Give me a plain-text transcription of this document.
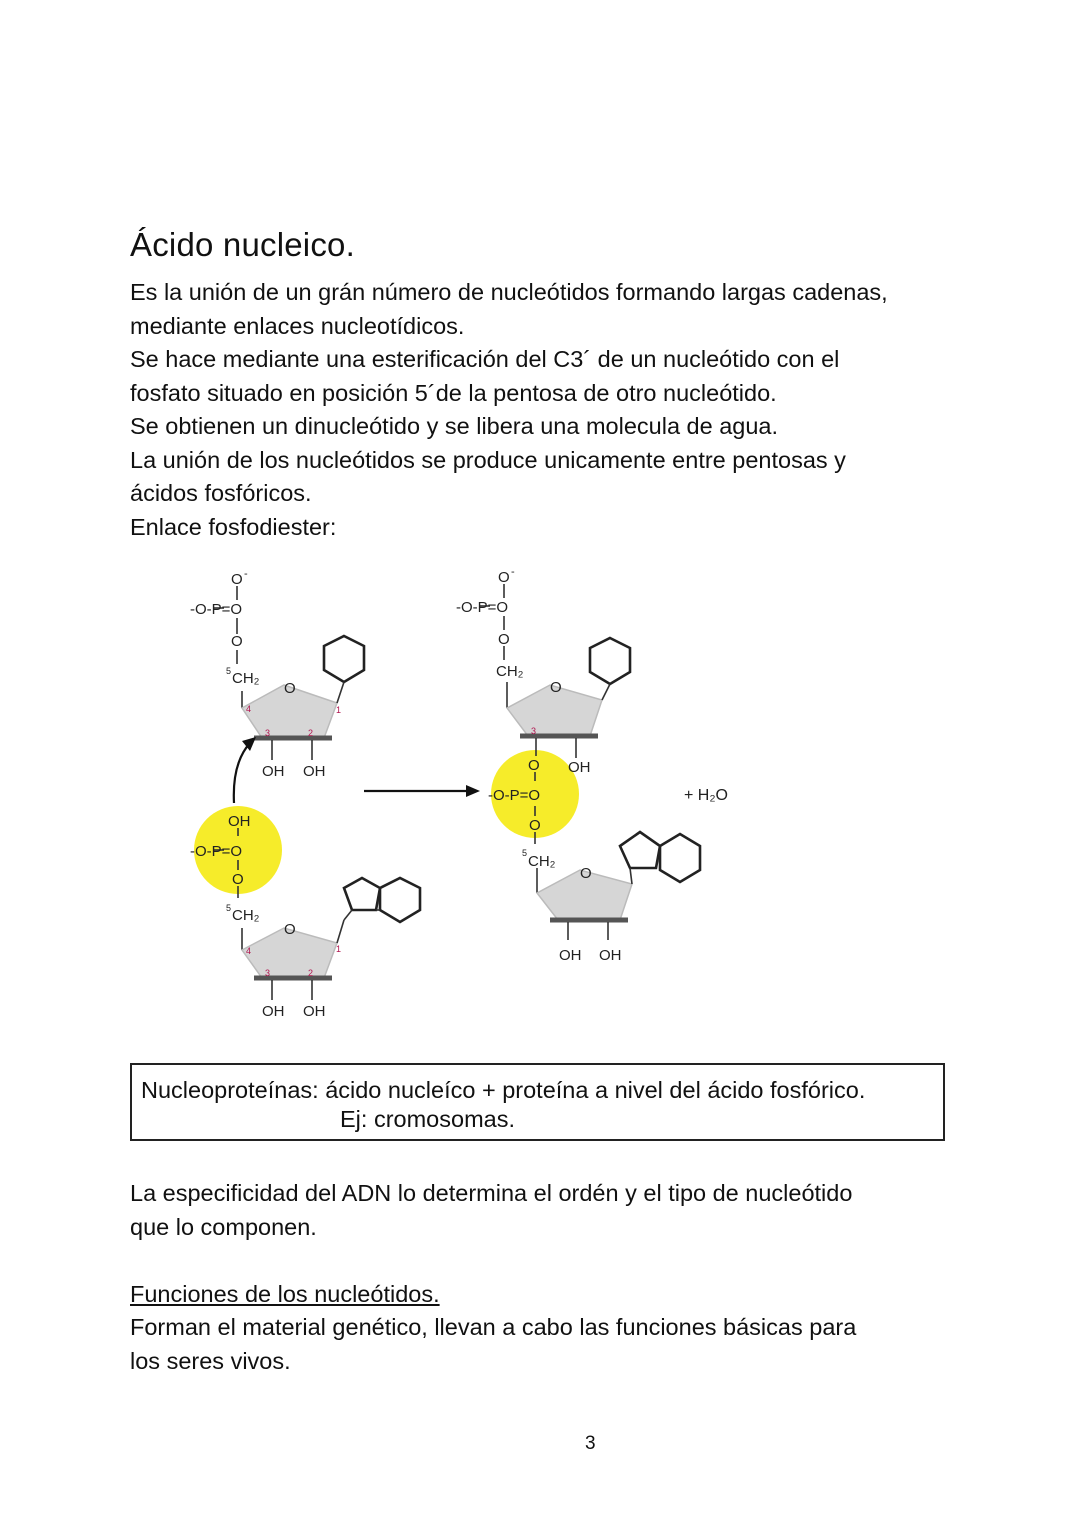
Ácido nucleico.

Es la unión de un grán número de nucleótidos formando largas cadenas,

mediante enlaces nucleotídicos.

Se hace mediante una esterificación del C3´ de un nucleótido con el

fosfato situado en posición 5´de la pentosa de otro nucleótido.

Se obtienen un dinucleótido y se libera una molecula de agua.

La unión de los nucleótidos se produce unicamente entre pentosas y

ácidos fosfóricos.

Enlace fosfodiester:

O -
-O-P=O
O
5 CH₂
O
OH OH
4
3	2
1
OH
-O-P=O
O
5 CH₂
O
OH OH
4
3	2
1
O -
-O-P=O
O
CH₂
O
O OH
-O-P=O
O
5 CH₂
O
OH OH
3
+ H₂O
Nucleoproteínas: ácido nucleíco + proteína a nivel del ácido fosfórico.
Ej: cromosomas.
La especificidad del ADN lo determina el ordén y el tipo de nucleótido
que lo componen.
Funciones de los nucleótidos.
Forman el material genético, llevan a cabo las funciones básicas para
los seres vivos.
3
------------------------------------------------
* Objective
Exactly as written, return every line of the listing, but not the pictures.

* Task output
Give me a plain-text transcription of this document.
Ácido nucleico.

Es la unión de un grán número de nucleótidos formando largas cadenas,

mediante enlaces nucleotídicos.

Se hace mediante una esterificación del C3´ de un nucleótido con el

fosfato situado en posición 5´de la pentosa de otro nucleótido.

Se obtienen un dinucleótido y se libera una molecula de agua.

La unión de los nucleótidos se produce unicamente entre pentosas y

ácidos fosfóricos.

Enlace fosfodiester:

O -
-O-P=O
O
5 CH₂
O
OH OH
4
3	2
1
OH
-O-P=O
O
5 CH₂
O
OH OH
4
3	2
1
O -
-O-P=O
O
CH₂
O
O OH
-O-P=O
O
5 CH₂
O
OH OH
3
+ H₂O
Nucleoproteínas: ácido nucleíco + proteína a nivel del ácido fosfórico.
Ej: cromosomas.
La especificidad del ADN lo determina el ordén y el tipo de nucleótido
que lo componen.
Funciones de los nucleótidos.
Forman el material genético, llevan a cabo las funciones básicas para
los seres vivos.
3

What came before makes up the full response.